* Prompt *
Note how many lines contain "聚甲基丙烯酸甲酯" and give that number, with nothing else.
-- Start Dataset records --
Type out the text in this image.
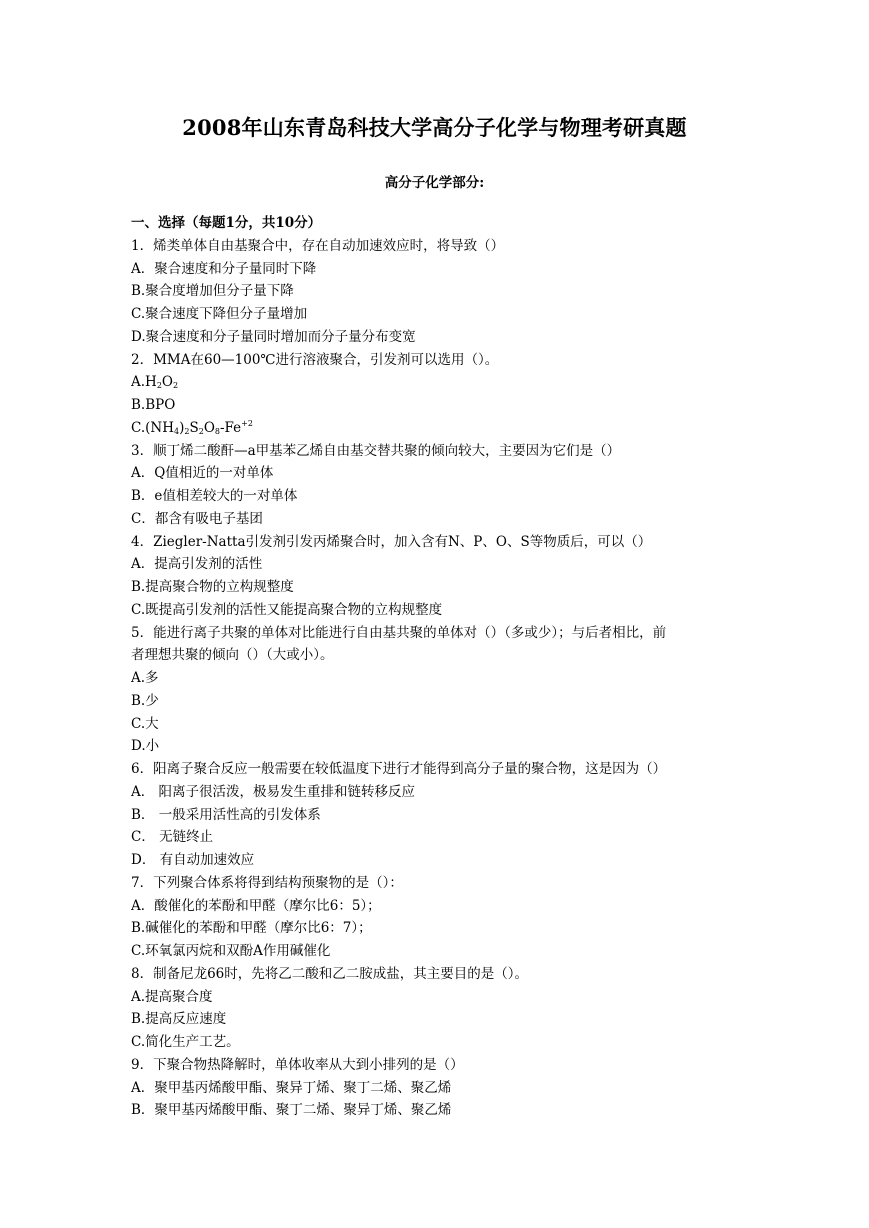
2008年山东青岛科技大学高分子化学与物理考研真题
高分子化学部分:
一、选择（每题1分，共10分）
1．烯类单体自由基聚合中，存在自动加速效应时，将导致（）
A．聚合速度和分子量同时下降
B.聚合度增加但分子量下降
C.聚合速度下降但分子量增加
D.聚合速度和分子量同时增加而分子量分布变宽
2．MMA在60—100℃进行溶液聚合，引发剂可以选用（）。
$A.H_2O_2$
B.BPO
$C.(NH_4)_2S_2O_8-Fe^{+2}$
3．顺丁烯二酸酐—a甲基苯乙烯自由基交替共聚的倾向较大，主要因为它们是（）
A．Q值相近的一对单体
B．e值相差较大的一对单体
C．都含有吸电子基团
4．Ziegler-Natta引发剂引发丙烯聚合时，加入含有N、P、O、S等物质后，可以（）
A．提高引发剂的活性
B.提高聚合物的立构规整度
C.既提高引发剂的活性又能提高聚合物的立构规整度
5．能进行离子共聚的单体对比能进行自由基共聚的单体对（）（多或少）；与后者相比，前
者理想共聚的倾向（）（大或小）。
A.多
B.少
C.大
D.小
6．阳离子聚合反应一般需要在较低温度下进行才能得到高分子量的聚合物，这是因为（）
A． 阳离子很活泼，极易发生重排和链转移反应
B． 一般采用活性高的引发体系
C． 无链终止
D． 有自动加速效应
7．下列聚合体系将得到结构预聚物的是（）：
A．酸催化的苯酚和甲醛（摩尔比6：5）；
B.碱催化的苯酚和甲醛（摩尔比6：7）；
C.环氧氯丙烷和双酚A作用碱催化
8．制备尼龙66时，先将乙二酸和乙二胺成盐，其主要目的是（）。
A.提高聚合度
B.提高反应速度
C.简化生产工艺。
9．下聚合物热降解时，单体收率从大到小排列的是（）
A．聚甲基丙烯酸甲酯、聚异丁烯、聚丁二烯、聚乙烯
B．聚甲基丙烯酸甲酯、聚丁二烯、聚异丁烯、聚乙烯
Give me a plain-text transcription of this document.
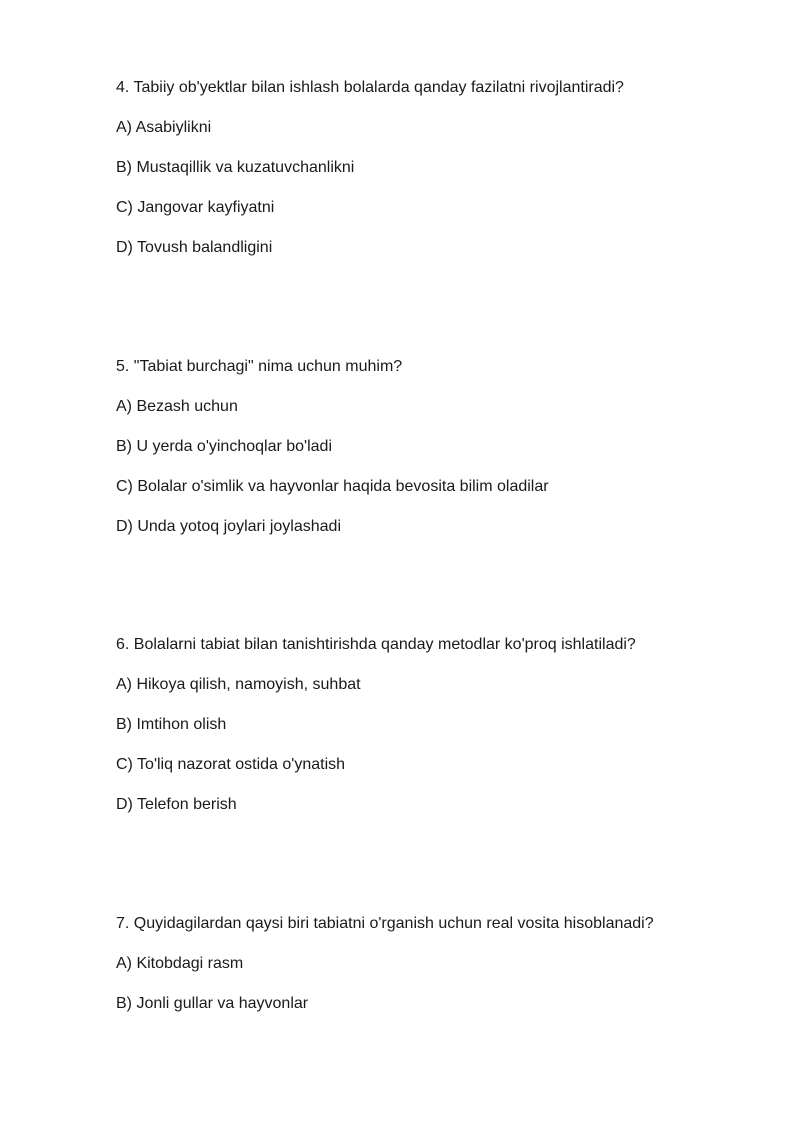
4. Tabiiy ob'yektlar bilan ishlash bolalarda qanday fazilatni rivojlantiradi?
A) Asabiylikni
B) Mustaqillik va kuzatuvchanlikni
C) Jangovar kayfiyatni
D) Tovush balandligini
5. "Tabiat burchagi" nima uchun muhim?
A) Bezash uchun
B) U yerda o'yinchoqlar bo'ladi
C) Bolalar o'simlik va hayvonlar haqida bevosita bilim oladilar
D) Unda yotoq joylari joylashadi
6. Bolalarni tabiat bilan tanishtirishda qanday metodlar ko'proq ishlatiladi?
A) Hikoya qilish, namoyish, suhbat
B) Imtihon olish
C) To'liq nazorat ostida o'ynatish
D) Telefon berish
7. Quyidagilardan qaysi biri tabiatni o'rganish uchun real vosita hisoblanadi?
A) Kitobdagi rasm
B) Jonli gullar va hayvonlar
-- End Dataset records --
* The response *
2